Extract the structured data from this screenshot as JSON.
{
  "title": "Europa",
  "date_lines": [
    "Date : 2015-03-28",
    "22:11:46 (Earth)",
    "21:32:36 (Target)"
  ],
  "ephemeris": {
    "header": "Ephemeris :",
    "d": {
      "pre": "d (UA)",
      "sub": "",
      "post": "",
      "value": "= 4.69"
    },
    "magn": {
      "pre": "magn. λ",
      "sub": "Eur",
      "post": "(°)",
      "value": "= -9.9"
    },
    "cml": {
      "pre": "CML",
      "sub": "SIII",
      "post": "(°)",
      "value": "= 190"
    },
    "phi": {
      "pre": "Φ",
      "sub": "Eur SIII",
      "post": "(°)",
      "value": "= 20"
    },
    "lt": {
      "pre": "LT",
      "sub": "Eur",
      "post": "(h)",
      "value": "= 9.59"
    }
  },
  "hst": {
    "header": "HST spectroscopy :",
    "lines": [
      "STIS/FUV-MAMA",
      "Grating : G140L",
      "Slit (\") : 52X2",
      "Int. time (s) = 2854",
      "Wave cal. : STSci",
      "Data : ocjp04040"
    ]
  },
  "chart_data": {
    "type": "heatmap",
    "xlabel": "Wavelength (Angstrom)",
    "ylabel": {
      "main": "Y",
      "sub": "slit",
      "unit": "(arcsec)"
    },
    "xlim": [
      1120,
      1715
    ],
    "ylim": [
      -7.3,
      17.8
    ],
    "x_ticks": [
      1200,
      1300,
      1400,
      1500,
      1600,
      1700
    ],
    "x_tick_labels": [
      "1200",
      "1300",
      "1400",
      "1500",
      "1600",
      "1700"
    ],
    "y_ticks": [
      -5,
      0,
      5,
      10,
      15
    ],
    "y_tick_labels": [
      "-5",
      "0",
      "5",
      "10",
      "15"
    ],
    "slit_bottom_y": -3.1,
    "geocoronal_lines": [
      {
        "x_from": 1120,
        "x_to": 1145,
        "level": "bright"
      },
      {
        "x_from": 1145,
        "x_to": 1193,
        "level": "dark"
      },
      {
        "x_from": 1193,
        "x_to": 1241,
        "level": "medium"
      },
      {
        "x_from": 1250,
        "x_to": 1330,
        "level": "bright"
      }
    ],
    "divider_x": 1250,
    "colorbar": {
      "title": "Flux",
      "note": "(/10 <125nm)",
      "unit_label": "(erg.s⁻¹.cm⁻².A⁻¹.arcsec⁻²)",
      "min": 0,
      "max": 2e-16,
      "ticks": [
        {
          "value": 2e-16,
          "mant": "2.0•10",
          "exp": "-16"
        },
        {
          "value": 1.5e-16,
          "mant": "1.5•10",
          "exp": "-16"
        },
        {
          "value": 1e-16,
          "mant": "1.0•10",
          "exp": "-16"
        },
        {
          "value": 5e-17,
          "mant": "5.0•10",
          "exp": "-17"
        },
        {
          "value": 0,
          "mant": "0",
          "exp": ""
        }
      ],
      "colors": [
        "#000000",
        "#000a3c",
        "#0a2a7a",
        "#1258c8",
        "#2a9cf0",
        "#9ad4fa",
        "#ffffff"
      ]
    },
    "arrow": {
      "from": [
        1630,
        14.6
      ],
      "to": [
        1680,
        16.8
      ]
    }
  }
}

-- -- --

Filter the entries above down to the lines containing the word "mant".

          "mant": "2.0•10",
          "mant": "1.5•10",
          "mant": "1.0•10",
          "mant": "5.0•10",
          "mant": "0",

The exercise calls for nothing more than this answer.